#### PROBLEM TO SOLVE:
Your answer must be one number: the count of lines below that include "conclusion".

#### SUPPLIED MATERIAL:
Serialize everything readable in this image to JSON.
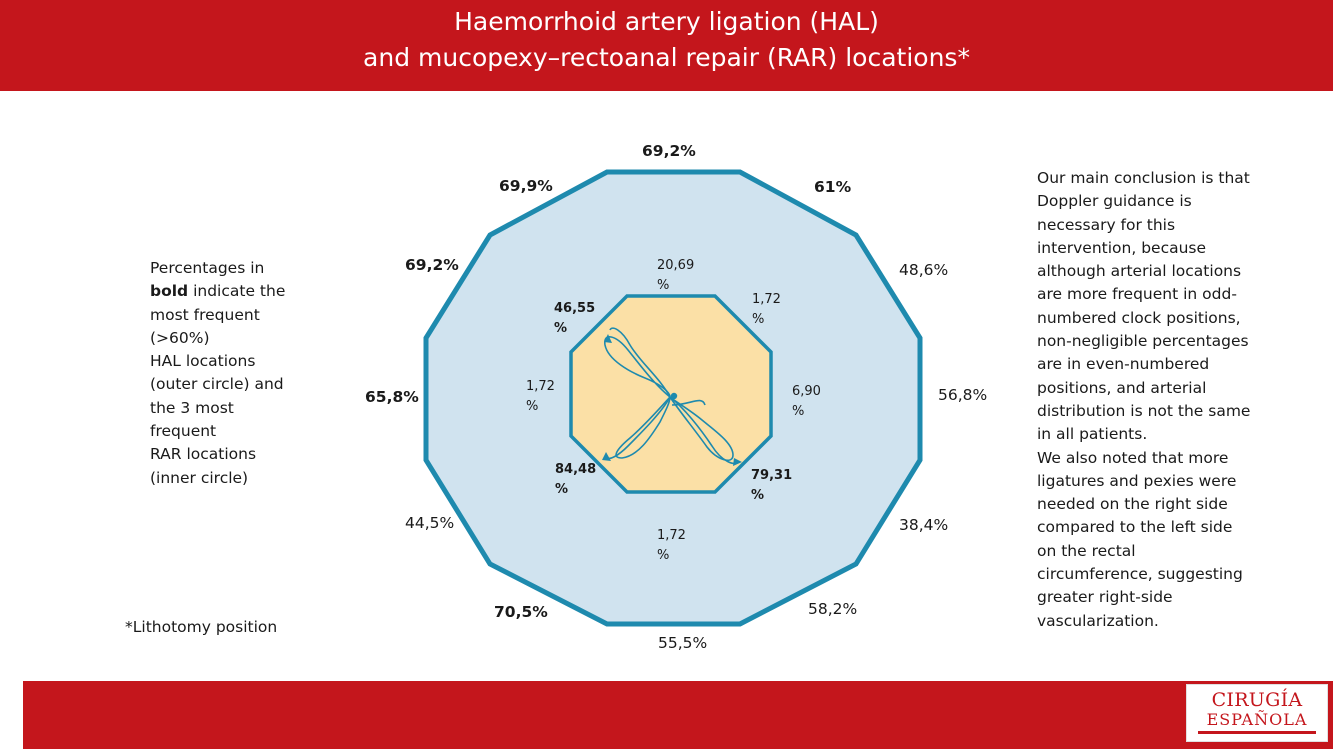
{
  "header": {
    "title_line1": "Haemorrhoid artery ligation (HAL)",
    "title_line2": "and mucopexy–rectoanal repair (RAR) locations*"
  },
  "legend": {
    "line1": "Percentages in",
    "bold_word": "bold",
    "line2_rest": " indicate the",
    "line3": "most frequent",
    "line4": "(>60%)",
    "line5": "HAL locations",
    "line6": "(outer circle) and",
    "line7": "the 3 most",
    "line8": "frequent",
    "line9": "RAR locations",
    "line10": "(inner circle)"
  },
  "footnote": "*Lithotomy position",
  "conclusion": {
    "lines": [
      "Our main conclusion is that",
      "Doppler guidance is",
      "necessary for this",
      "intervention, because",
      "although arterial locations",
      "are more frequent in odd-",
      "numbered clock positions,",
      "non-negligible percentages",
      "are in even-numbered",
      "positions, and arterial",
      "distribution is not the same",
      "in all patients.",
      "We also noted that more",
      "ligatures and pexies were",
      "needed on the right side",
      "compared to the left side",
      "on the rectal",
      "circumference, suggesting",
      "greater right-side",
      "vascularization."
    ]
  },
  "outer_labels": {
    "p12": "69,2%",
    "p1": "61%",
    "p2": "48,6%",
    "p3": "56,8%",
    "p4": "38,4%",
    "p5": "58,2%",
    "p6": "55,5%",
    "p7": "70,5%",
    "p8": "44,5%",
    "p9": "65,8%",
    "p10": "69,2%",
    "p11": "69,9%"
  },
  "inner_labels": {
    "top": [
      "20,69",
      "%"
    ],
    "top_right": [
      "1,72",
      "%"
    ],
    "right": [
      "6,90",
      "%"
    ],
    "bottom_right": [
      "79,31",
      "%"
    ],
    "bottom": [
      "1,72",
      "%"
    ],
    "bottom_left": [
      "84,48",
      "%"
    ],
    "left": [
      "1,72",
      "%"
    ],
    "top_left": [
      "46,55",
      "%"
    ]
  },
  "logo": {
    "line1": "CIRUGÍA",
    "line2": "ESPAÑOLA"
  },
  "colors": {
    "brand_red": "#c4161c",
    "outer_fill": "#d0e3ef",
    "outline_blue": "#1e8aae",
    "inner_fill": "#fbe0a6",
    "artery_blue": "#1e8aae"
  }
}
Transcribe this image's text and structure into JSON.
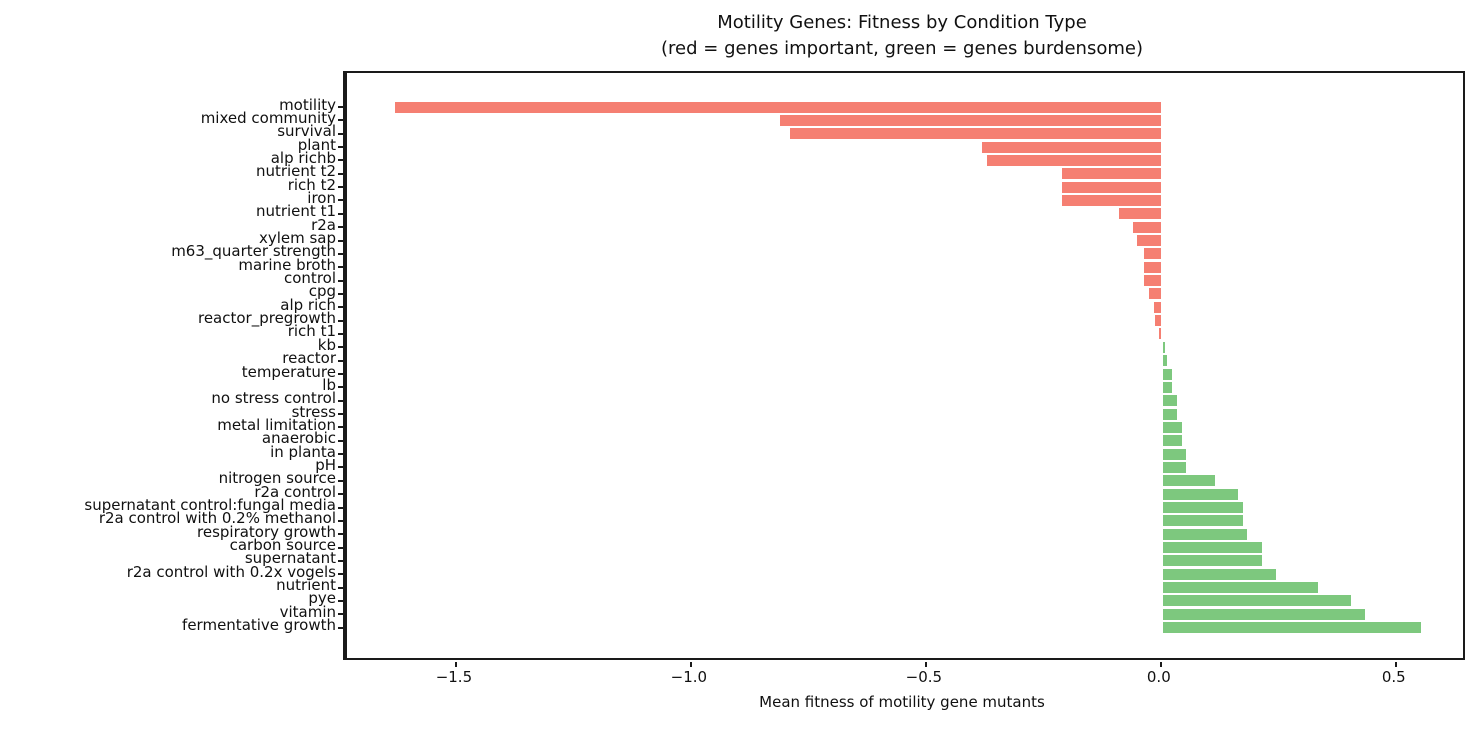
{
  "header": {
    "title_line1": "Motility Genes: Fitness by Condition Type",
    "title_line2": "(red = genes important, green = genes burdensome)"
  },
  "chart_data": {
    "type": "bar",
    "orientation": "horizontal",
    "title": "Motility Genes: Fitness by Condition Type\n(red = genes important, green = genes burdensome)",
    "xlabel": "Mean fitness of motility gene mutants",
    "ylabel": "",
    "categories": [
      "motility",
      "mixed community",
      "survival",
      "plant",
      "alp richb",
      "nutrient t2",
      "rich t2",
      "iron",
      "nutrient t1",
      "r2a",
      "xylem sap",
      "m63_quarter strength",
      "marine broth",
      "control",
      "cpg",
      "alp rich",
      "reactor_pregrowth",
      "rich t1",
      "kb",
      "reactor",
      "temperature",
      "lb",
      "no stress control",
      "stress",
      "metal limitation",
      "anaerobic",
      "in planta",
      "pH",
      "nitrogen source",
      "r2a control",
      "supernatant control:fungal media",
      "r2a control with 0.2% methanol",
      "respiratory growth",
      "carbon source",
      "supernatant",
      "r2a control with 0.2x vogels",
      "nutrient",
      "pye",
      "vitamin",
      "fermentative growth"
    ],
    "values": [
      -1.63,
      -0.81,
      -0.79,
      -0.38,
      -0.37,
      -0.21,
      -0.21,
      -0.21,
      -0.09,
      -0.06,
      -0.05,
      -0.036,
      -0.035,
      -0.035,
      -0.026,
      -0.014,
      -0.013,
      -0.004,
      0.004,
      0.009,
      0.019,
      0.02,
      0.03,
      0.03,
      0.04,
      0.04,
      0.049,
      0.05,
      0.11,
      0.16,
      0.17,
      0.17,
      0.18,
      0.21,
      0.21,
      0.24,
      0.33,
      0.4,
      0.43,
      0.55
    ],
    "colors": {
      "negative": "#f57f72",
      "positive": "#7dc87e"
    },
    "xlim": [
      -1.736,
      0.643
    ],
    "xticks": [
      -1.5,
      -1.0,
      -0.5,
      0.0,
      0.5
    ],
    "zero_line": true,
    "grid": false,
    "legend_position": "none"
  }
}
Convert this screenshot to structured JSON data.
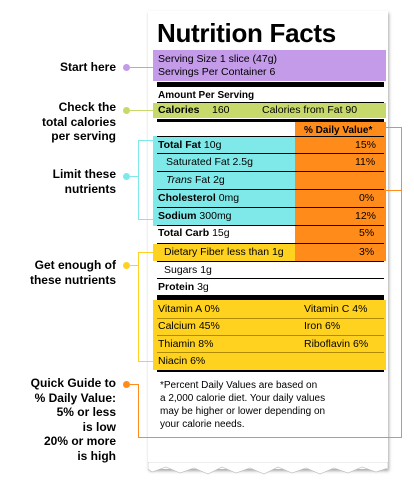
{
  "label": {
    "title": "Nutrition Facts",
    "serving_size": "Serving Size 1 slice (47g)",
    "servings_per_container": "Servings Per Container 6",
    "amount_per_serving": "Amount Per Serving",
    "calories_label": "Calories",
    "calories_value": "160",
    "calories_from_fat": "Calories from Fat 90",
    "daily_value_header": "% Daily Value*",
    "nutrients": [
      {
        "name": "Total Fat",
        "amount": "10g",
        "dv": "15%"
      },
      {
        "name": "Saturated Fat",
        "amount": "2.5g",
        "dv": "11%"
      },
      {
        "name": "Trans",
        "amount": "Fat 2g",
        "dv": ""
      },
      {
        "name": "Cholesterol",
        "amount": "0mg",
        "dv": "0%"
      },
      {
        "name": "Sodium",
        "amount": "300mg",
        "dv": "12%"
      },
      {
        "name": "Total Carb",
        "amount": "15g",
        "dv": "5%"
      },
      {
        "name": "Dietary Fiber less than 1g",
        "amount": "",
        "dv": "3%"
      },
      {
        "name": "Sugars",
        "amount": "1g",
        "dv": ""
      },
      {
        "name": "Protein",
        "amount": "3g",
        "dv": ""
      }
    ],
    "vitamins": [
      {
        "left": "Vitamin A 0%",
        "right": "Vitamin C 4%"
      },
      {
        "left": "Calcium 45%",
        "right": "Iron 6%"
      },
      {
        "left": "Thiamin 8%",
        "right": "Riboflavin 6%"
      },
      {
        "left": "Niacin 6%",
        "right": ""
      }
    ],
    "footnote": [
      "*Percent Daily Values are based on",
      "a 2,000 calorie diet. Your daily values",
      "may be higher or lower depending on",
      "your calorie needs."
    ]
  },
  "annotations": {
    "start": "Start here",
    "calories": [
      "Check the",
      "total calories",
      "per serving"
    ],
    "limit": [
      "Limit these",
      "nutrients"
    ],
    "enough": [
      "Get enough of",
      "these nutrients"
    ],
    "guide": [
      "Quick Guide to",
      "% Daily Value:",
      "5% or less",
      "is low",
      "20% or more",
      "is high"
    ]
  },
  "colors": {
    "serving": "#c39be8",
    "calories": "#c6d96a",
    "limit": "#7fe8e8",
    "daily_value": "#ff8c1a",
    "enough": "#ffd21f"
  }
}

#### REPLY TO THE TASK:
2